● **Problem description**
Please copy the records below word for word, leaving out the pictures.

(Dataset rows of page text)

----

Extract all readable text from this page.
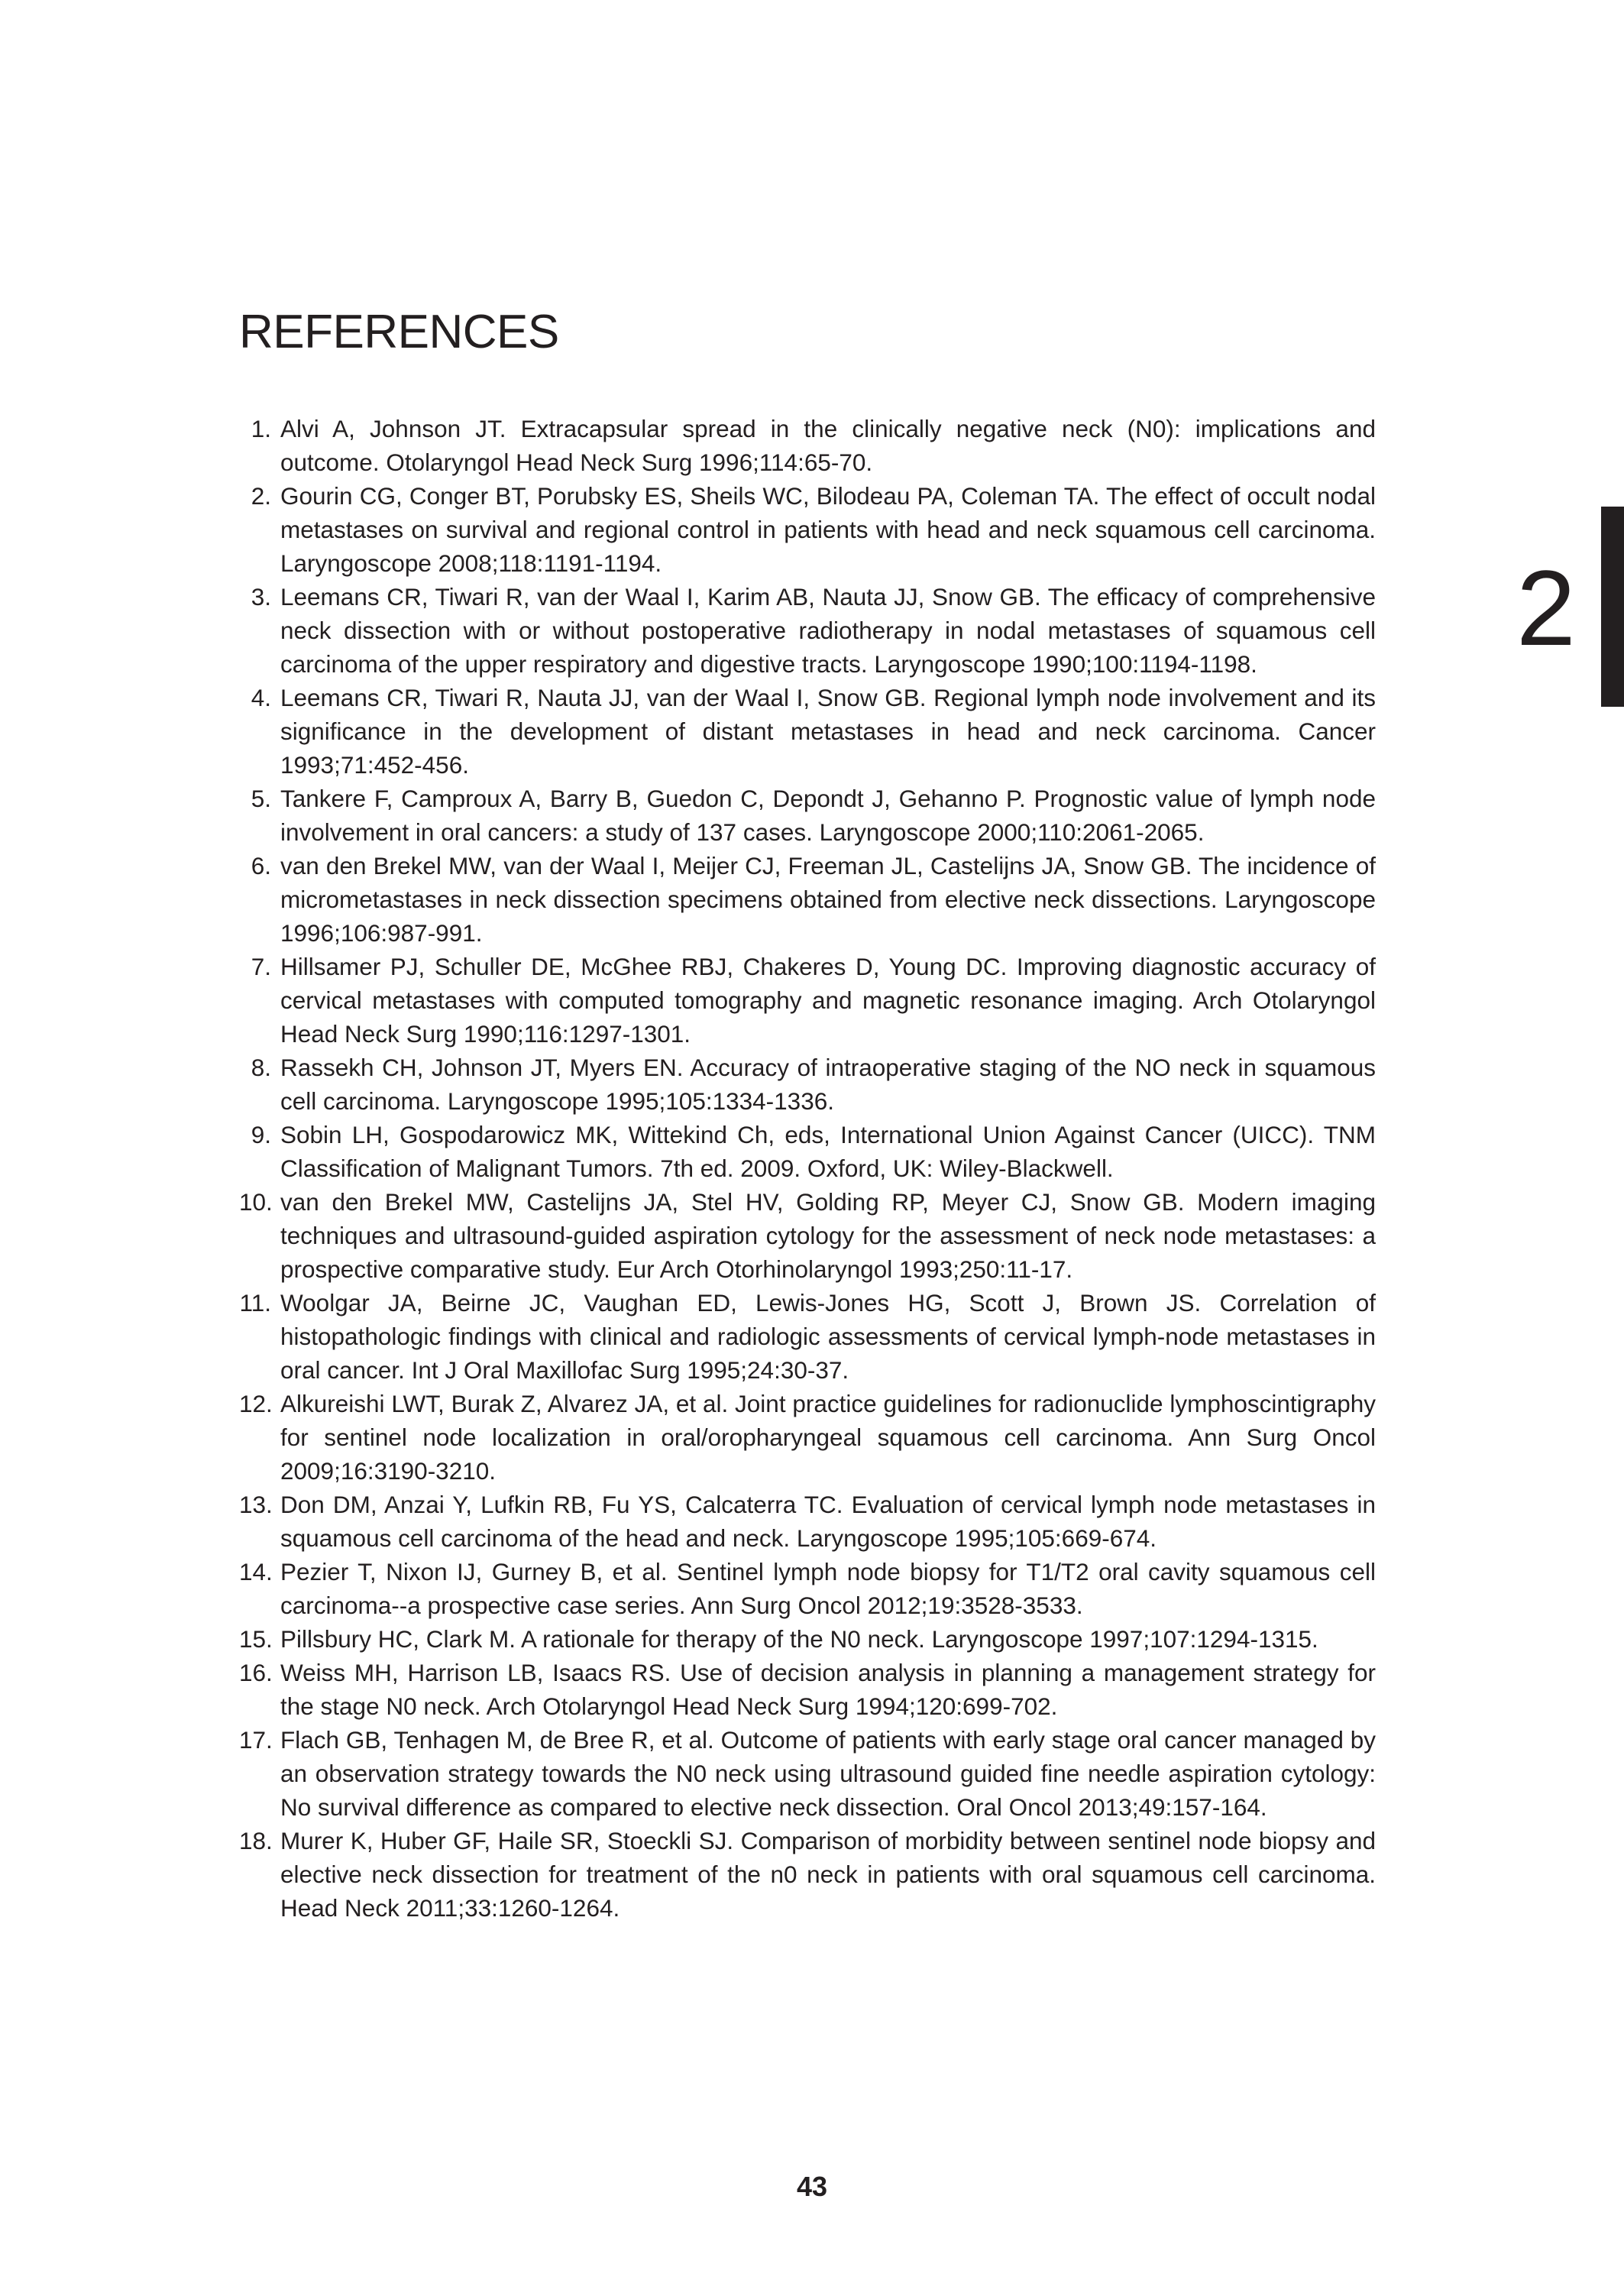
REFERENCES
1. Alvi A, Johnson JT. Extracapsular spread in the clinically negative neck (N0): implications and outcome. Otolaryngol Head Neck Surg 1996;114:65-70.
2. Gourin CG, Conger BT, Porubsky ES, Sheils WC, Bilodeau PA, Coleman TA. The effect of occult nodal metastases on survival and regional control in patients with head and neck squamous cell carcinoma. Laryngoscope 2008;118:1191-1194.
3. Leemans CR, Tiwari R, van der Waal I, Karim AB, Nauta JJ, Snow GB. The efficacy of comprehensive neck dissection with or without postoperative radiotherapy in nodal metastases of squamous cell carcinoma of the upper respiratory and digestive tracts. Laryngoscope 1990;100:1194-1198.
4. Leemans CR, Tiwari R, Nauta JJ, van der Waal I, Snow GB. Regional lymph node involvement and its significance in the development of distant metastases in head and neck carcinoma. Cancer 1993;71:452-456.
5. Tankere F, Camproux A, Barry B, Guedon C, Depondt J, Gehanno P. Prognostic value of lymph node involvement in oral cancers: a study of 137 cases. Laryngoscope 2000;110:2061-2065.
6. van den Brekel MW, van der Waal I, Meijer CJ, Freeman JL, Castelijns JA, Snow GB. The incidence of micrometastases in neck dissection specimens obtained from elective neck dissections. Laryngoscope 1996;106:987-991.
7. Hillsamer PJ, Schuller DE, McGhee RBJ, Chakeres D, Young DC. Improving diagnostic accuracy of cervical metastases with computed tomography and magnetic resonance imaging. Arch Otolaryngol Head Neck Surg 1990;116:1297-1301.
8. Rassekh CH, Johnson JT, Myers EN. Accuracy of intraoperative staging of the NO neck in squamous cell carcinoma. Laryngoscope 1995;105:1334-1336.
9. Sobin LH, Gospodarowicz MK, Wittekind Ch, eds, International Union Against Cancer (UICC). TNM Classification of Malignant Tumors. 7th ed. 2009. Oxford, UK: Wiley-Blackwell.
10. van den Brekel MW, Castelijns JA, Stel HV, Golding RP, Meyer CJ, Snow GB. Modern imaging techniques and ultrasound-guided aspiration cytology for the assessment of neck node metastases: a prospective comparative study. Eur Arch Otorhinolaryngol 1993;250:11-17.
11. Woolgar JA, Beirne JC, Vaughan ED, Lewis-Jones HG, Scott J, Brown JS. Correlation of histopathologic findings with clinical and radiologic assessments of cervical lymph-node metastases in oral cancer. Int J Oral Maxillofac Surg 1995;24:30-37.
12. Alkureishi LWT, Burak Z, Alvarez JA, et al. Joint practice guidelines for radionuclide lymphoscintigraphy for sentinel node localization in oral/oropharyngeal squamous cell carcinoma. Ann Surg Oncol 2009;16:3190-3210.
13. Don DM, Anzai Y, Lufkin RB, Fu YS, Calcaterra TC. Evaluation of cervical lymph node metastases in squamous cell carcinoma of the head and neck. Laryngoscope 1995;105:669-674.
14. Pezier T, Nixon IJ, Gurney B, et al. Sentinel lymph node biopsy for T1/T2 oral cavity squamous cell carcinoma--a prospective case series. Ann Surg Oncol 2012;19:3528-3533.
15. Pillsbury HC, Clark M. A rationale for therapy of the N0 neck. Laryngoscope 1997;107:1294-1315.
16. Weiss MH, Harrison LB, Isaacs RS. Use of decision analysis in planning a management strategy for the stage N0 neck. Arch Otolaryngol Head Neck Surg 1994;120:699-702.
17. Flach GB, Tenhagen M, de Bree R, et al. Outcome of patients with early stage oral cancer managed by an observation strategy towards the N0 neck using ultrasound guided fine needle aspiration cytology: No survival difference as compared to elective neck dissection. Oral Oncol 2013;49:157-164.
18. Murer K, Huber GF, Haile SR, Stoeckli SJ. Comparison of morbidity between sentinel node biopsy and elective neck dissection for treatment of the n0 neck in patients with oral squamous cell carcinoma. Head Neck 2011;33:1260-1264.
2
43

----

● **Expected answer**
Extract all readable text from this page.
REFERENCES
1. Alvi A, Johnson JT. Extracapsular spread in the clinically negative neck (N0): implications and outcome. Otolaryngol Head Neck Surg 1996;114:65-70.
2. Gourin CG, Conger BT, Porubsky ES, Sheils WC, Bilodeau PA, Coleman TA. The effect of occult nodal metastases on survival and regional control in patients with head and neck squamous cell carcinoma. Laryngoscope 2008;118:1191-1194.
3. Leemans CR, Tiwari R, van der Waal I, Karim AB, Nauta JJ, Snow GB. The efficacy of comprehensive neck dissection with or without postoperative radiotherapy in nodal metastases of squamous cell carcinoma of the upper respiratory and digestive tracts. Laryngoscope 1990;100:1194-1198.
4. Leemans CR, Tiwari R, Nauta JJ, van der Waal I, Snow GB. Regional lymph node involvement and its significance in the development of distant metastases in head and neck carcinoma. Cancer 1993;71:452-456.
5. Tankere F, Camproux A, Barry B, Guedon C, Depondt J, Gehanno P. Prognostic value of lymph node involvement in oral cancers: a study of 137 cases. Laryngoscope 2000;110:2061-2065.
6. van den Brekel MW, van der Waal I, Meijer CJ, Freeman JL, Castelijns JA, Snow GB. The incidence of micrometastases in neck dissection specimens obtained from elective neck dissections. Laryngoscope 1996;106:987-991.
7. Hillsamer PJ, Schuller DE, McGhee RBJ, Chakeres D, Young DC. Improving diagnostic accuracy of cervical metastases with computed tomography and magnetic resonance imaging. Arch Otolaryngol Head Neck Surg 1990;116:1297-1301.
8. Rassekh CH, Johnson JT, Myers EN. Accuracy of intraoperative staging of the NO neck in squamous cell carcinoma. Laryngoscope 1995;105:1334-1336.
9. Sobin LH, Gospodarowicz MK, Wittekind Ch, eds, International Union Against Cancer (UICC). TNM Classification of Malignant Tumors. 7th ed. 2009. Oxford, UK: Wiley-Blackwell.
10. van den Brekel MW, Castelijns JA, Stel HV, Golding RP, Meyer CJ, Snow GB. Modern imaging techniques and ultrasound-guided aspiration cytology for the assessment of neck node metastases: a prospective comparative study. Eur Arch Otorhinolaryngol 1993;250:11-17.
11. Woolgar JA, Beirne JC, Vaughan ED, Lewis-Jones HG, Scott J, Brown JS. Correlation of histopathologic findings with clinical and radiologic assessments of cervical lymph-node metastases in oral cancer. Int J Oral Maxillofac Surg 1995;24:30-37.
12. Alkureishi LWT, Burak Z, Alvarez JA, et al. Joint practice guidelines for radionuclide lymphoscintigraphy for sentinel node localization in oral/oropharyngeal squamous cell carcinoma. Ann Surg Oncol 2009;16:3190-3210.
13. Don DM, Anzai Y, Lufkin RB, Fu YS, Calcaterra TC. Evaluation of cervical lymph node metastases in squamous cell carcinoma of the head and neck. Laryngoscope 1995;105:669-674.
14. Pezier T, Nixon IJ, Gurney B, et al. Sentinel lymph node biopsy for T1/T2 oral cavity squamous cell carcinoma--a prospective case series. Ann Surg Oncol 2012;19:3528-3533.
15. Pillsbury HC, Clark M. A rationale for therapy of the N0 neck. Laryngoscope 1997;107:1294-1315.
16. Weiss MH, Harrison LB, Isaacs RS. Use of decision analysis in planning a management strategy for the stage N0 neck. Arch Otolaryngol Head Neck Surg 1994;120:699-702.
17. Flach GB, Tenhagen M, de Bree R, et al. Outcome of patients with early stage oral cancer managed by an observation strategy towards the N0 neck using ultrasound guided fine needle aspiration cytology: No survival difference as compared to elective neck dissection. Oral Oncol 2013;49:157-164.
18. Murer K, Huber GF, Haile SR, Stoeckli SJ. Comparison of morbidity between sentinel node biopsy and elective neck dissection for treatment of the n0 neck in patients with oral squamous cell carcinoma. Head Neck 2011;33:1260-1264.
2
43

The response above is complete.